# Problem to solve:
Copy every line that holds "JSON".

######

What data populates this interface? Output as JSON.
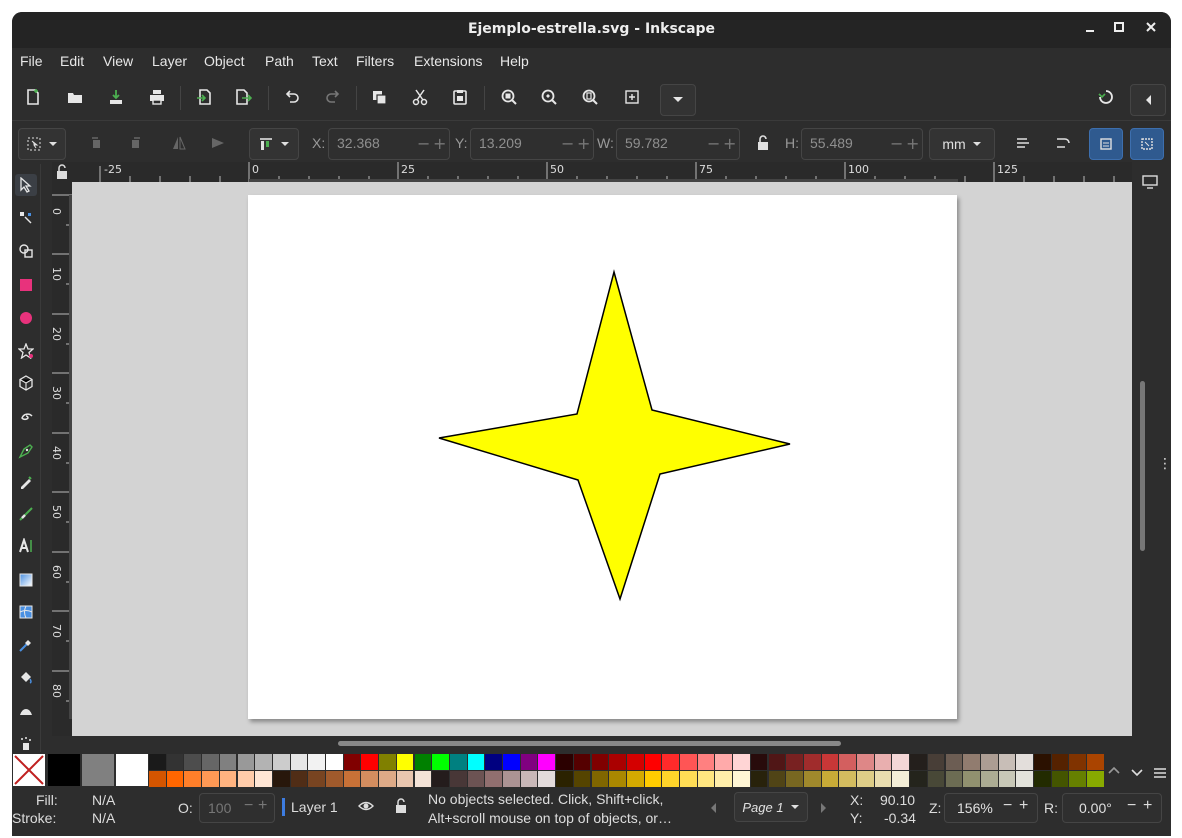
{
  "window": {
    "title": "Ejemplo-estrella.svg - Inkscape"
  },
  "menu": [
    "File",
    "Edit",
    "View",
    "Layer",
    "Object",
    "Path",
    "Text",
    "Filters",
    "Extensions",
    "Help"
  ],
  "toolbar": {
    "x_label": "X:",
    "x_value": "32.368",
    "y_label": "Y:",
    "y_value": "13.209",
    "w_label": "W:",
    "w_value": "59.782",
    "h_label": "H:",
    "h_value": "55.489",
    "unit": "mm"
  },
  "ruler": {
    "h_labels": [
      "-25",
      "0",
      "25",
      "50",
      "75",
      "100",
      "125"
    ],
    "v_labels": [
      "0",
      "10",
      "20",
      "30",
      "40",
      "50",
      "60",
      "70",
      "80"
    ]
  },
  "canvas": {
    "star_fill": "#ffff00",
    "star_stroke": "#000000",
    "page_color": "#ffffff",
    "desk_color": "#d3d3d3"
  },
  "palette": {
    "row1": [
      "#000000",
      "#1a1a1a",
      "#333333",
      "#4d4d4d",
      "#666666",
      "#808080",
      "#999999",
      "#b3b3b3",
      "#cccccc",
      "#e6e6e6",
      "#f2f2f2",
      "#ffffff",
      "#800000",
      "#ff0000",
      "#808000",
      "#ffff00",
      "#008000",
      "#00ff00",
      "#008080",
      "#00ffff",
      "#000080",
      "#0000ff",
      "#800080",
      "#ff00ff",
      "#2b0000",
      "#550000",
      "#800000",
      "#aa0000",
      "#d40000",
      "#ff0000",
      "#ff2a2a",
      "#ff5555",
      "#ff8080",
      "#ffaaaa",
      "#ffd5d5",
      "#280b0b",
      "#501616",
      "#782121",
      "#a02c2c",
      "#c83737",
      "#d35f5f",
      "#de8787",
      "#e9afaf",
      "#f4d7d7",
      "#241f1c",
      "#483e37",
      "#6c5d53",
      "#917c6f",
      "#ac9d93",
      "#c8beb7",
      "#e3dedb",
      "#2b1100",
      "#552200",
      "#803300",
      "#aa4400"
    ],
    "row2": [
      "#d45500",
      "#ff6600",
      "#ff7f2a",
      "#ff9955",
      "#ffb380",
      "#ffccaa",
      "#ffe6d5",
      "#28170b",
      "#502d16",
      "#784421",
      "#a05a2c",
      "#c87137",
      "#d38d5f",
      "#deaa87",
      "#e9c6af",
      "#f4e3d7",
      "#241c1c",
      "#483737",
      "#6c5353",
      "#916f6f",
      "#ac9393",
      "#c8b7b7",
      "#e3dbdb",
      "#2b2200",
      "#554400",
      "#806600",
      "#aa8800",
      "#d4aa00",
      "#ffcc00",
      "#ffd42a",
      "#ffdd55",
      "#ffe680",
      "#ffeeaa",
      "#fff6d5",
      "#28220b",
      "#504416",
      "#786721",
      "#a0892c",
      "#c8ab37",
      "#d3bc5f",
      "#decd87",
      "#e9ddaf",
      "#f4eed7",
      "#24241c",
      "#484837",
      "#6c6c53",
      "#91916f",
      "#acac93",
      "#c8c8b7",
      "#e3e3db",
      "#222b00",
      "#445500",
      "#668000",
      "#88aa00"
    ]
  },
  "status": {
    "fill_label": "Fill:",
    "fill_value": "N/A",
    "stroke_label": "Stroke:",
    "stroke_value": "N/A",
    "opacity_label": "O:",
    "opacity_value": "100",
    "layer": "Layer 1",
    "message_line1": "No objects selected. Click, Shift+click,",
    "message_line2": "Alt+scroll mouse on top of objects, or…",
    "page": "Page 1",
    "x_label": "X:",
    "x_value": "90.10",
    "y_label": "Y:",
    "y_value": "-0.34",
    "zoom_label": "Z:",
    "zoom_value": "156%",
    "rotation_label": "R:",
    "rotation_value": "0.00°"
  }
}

######

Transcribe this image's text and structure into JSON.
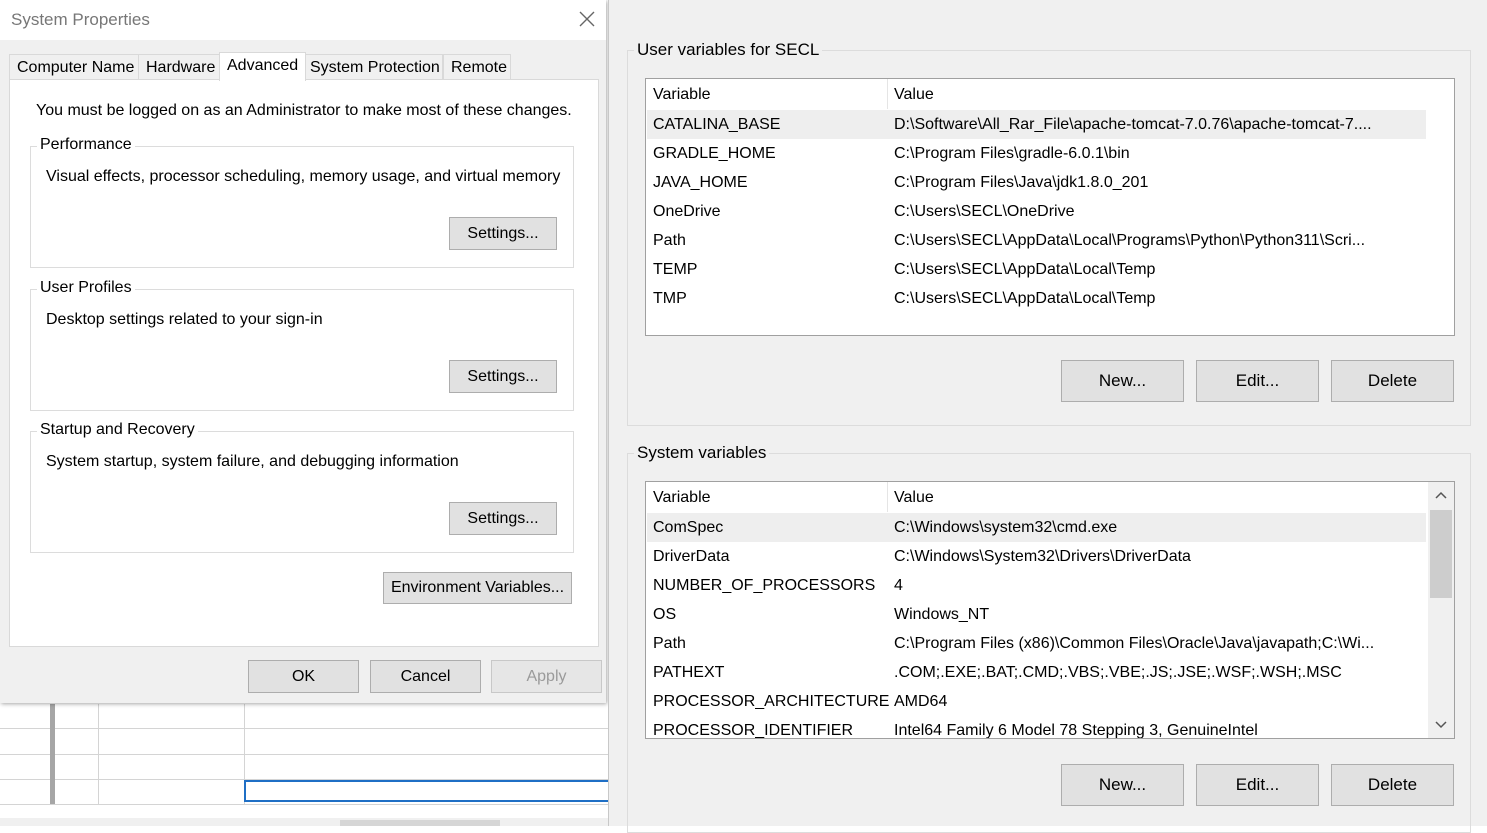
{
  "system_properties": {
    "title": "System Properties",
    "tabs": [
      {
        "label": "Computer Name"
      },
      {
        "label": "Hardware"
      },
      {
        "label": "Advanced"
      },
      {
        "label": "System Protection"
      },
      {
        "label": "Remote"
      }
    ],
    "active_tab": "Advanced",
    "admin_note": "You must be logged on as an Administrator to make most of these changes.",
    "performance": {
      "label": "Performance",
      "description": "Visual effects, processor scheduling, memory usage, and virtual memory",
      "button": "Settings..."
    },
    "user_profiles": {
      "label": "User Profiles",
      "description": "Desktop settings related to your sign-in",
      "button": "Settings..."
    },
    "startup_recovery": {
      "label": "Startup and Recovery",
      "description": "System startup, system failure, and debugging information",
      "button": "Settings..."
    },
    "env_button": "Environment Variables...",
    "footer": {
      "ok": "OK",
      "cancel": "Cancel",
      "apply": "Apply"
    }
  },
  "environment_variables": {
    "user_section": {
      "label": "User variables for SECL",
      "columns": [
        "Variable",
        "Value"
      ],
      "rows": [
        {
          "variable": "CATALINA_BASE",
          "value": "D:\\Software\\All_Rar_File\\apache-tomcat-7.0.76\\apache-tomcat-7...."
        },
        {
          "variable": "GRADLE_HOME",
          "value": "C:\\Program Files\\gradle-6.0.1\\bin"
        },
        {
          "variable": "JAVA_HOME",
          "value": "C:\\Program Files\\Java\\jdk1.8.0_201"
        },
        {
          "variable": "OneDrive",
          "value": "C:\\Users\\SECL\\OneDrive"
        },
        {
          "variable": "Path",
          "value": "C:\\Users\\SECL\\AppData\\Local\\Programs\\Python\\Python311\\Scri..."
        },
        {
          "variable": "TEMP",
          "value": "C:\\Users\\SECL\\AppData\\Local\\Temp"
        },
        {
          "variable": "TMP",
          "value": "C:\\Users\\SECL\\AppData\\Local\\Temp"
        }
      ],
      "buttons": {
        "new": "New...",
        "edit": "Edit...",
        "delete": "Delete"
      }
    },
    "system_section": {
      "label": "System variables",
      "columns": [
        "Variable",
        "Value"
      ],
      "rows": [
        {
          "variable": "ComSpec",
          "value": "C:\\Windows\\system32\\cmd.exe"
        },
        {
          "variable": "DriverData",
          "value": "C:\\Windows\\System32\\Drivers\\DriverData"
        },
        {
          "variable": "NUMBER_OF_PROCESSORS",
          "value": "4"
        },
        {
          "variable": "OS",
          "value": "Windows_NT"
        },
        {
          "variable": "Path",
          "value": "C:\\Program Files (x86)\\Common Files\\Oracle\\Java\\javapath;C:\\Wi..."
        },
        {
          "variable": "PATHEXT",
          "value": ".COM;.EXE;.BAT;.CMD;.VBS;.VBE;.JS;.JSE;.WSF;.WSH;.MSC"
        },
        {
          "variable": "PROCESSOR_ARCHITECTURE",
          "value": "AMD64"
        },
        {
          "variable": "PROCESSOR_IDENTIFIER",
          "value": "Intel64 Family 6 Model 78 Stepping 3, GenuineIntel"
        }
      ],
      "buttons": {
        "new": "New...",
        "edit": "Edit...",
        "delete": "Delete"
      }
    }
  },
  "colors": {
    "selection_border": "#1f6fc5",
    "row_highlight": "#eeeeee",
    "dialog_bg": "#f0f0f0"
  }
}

######

# Written reply:
What data populates this interface? Output as JSON.
Transcribe this image's text and structure into JSON.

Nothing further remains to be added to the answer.